DESCRIPTION DU PROBLÈME:
Recopiez le passage du compte rendu parlementaire qui s'ouvre sur les mots contenant « M. le vice-président » et se clôt sur « parole comme rapporteur. », en remplaçant « commission » par « délégation ».

TEXTE CITÉ:
•••
Très-gracieux Roi et Seigneur!

Votre Majesté a déclaré un jour que pas un pouce de terre allemande ne serait jamais abandonné.

Le droit des duchés à une union indissoluble et à l'indépendance se confond avec le droit de succession de la maison d'Augustenbourg. Voilà pourquoi nous prions Votre Majesté respectueusement de ne plus se considérer comme liée au traité de Londres, de reconnaître le prince héréditaire du Schleswig-Holstein-Augustenbourg comme duc de Schleswig, et de faire en sorte que la Confédération germanique lui prête une aide efficace pour la prise de possession et la délivrance de son pays.

La Chambre des députés n'a pas de vœu plus ardent que celui de mettre avec joie tous les moyens possibles à la disposition d'une politique qui, portée par la confiance de la nation et exécutée avec un dévouement sans réserve pour la cause nationale, se proposerait cette grande tâche pour but. »

Le rapporteur, M. de Sybel, annonce que la pensée de présenter une Adresse au roi a été approuvée par la commission, à la majorité de 15 voix contre 6, et que le projet qu'il vient de présenter a été adopté par 14 voix contre 7.

Le commissaire du Gouvernement prend la parole pour répéter les déclarations données par le ministre des affaires étrangères, au sein de la commission, avant que la Chambre prenne une décision sur la demande de crédit. Le but des armements est, en première ligne, de remplir les obligations fédérales qui incombent à la Prusse, savoir l'obligation de mettre sur pied une réserve de 30 000 hommes. En seconde ligne, ils ont pour but de parer à des complications ultérieures qui pourraient survenir, si le Danemark s'opposait à l'exécution, si la Confédération déclarait la guerre au Danemark, si la Prusse avait lieu de se dédire du traité de Londres. Ces éventualités peuvent se présenter; il est donc nécessaire que, le Gouvernement y soit préparé. La question de savoir si le Gouvernement se dédira ou non du traité est une question d'opportunité.

MM. Valentini et Waldeck protestent contre le droit que s'est arrogé la commission de proposer une Adresse.

M. le vice-président Unrah répond que la commission a pu le faire au même titre que tout député.

Il est décidé qu'il sera nommé une commission chargée de faire un rapport verbal sur la question de l'Adresse.

M. de Sybel est nommé rapporteur, M. Virchow corapporteur.

Séance du 18 décembre 1863.

L'ordre du jour appelle la discussion sur le projet d'Adresse. M. de Sybel étant tombé malade, c'est M. Virchow qui prend la parole comme rapporteur.
•••
DONNÉES AFFICHÉES:
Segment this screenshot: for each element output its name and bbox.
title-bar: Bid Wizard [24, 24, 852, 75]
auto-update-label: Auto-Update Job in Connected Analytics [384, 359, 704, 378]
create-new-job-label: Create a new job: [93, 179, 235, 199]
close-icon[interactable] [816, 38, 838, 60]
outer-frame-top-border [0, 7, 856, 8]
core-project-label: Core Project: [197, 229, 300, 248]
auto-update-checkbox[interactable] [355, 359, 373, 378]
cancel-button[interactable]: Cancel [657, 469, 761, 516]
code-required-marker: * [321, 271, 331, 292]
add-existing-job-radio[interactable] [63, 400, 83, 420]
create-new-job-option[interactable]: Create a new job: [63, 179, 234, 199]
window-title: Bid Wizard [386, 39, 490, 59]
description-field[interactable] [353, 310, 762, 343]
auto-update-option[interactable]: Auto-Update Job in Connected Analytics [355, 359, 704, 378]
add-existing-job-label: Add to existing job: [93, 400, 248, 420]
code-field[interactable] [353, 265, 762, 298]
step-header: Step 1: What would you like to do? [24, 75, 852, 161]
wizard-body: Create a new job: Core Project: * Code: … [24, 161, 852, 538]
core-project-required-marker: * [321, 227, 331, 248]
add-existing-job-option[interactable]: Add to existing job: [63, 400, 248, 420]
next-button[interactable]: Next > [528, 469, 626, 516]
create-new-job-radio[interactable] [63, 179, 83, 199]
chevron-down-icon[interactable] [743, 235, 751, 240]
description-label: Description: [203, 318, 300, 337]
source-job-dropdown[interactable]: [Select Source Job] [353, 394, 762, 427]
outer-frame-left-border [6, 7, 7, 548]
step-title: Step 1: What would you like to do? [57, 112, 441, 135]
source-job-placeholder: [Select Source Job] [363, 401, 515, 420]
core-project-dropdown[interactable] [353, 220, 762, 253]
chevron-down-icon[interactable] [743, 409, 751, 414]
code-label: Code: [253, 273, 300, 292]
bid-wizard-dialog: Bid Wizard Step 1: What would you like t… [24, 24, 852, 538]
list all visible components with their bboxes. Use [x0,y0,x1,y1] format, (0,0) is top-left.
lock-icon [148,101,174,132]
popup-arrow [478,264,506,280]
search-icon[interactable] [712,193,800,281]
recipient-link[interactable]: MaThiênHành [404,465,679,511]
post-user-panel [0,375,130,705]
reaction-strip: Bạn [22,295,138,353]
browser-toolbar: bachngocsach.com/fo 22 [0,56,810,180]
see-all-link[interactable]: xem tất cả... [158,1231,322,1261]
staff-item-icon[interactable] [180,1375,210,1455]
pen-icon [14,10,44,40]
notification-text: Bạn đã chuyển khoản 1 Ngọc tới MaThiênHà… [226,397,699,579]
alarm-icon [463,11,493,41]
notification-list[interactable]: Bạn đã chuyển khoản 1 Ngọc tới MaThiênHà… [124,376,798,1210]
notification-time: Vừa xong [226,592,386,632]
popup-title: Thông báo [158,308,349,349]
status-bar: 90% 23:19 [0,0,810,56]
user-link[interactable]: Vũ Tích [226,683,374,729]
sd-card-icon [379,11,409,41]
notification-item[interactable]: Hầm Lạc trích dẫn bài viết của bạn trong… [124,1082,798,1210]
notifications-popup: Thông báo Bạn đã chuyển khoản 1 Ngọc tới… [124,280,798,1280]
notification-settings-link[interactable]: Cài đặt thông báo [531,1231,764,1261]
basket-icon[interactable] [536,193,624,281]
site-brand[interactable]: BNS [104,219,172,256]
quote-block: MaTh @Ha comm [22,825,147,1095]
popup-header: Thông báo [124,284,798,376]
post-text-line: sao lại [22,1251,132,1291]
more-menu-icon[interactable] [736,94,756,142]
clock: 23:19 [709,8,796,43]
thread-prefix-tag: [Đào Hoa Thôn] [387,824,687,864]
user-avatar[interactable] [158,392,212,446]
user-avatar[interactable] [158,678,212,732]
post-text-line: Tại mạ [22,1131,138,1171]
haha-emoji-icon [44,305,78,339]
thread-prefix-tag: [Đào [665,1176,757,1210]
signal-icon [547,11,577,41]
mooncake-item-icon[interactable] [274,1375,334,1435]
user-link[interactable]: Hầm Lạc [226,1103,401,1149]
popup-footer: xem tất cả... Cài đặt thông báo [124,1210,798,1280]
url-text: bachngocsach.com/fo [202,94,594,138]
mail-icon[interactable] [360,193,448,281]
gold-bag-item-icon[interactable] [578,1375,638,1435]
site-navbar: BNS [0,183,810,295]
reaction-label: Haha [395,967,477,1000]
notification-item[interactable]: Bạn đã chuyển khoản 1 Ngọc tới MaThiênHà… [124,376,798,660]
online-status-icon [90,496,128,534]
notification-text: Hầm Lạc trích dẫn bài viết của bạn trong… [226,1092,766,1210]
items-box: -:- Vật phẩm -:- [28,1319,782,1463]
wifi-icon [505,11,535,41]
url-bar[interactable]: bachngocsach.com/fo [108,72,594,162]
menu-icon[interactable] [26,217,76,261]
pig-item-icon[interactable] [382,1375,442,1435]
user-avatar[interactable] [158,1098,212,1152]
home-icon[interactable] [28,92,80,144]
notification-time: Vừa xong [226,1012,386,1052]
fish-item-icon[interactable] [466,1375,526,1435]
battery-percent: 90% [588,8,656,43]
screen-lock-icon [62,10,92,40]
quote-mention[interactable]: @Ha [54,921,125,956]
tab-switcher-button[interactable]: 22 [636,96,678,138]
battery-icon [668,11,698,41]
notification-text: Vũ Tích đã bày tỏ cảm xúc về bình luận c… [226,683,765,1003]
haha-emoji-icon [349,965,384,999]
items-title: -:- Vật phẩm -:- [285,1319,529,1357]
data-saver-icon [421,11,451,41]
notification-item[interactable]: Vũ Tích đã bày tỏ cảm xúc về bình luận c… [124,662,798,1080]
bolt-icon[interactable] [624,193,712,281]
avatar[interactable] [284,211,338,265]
•••
RÉSULTAT:
M. le vice-président Unrah répond que la délégation a pu le faire au même titre que tout député.

Il est décidé qu'il sera nommé une délégation chargée de faire un rapport verbal sur la question de l'Adresse.

M. de Sybel est nommé rapporteur, M. Virchow corapporteur.

Séance du 18 décembre 1863.

L'ordre du jour appelle la discussion sur le projet d'Adresse. M. de Sybel étant tombé malade, c'est M. Virchow qui prend la parole comme rapporteur.